> **Saved entries**:

▼

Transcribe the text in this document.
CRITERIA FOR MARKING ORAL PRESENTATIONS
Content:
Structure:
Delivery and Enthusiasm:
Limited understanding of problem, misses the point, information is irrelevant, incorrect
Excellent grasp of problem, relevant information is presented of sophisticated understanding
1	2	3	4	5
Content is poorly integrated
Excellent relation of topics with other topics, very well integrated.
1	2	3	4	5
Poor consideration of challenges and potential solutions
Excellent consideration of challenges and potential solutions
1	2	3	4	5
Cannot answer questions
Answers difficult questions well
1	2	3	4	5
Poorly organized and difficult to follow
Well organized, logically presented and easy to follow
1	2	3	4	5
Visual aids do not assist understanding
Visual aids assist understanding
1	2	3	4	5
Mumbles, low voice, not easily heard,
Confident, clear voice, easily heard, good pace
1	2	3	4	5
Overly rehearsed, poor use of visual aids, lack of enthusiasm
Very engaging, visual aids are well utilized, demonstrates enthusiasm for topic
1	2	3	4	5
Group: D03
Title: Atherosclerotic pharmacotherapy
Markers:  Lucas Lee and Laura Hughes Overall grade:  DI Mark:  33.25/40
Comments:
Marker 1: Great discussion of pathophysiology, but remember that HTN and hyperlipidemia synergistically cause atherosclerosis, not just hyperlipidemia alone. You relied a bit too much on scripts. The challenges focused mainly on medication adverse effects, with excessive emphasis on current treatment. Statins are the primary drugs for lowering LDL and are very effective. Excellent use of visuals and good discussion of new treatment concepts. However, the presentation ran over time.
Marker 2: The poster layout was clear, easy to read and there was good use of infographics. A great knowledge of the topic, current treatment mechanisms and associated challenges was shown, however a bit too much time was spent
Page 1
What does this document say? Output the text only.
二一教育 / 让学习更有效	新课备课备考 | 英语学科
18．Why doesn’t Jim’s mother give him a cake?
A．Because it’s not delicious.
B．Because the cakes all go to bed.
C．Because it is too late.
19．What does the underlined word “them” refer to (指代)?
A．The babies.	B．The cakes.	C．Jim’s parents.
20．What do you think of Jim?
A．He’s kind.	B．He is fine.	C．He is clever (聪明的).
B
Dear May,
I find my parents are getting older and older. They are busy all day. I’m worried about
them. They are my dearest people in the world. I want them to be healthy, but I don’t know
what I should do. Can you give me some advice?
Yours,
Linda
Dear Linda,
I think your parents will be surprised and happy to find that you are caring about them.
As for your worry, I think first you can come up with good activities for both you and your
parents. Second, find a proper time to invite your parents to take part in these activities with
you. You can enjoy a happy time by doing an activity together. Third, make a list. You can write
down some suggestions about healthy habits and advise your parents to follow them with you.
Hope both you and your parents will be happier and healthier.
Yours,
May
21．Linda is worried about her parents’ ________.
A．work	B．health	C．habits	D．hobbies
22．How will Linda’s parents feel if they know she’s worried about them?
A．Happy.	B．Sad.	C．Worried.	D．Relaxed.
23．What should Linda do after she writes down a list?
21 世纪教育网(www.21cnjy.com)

▲

> **Short exercise**:
Whichever lines contain the string "voice", select and copy them.

> **Completed exercise**:
Mumbles, low voice, not easily heard,
Confident, clear voice, easily heard, good pace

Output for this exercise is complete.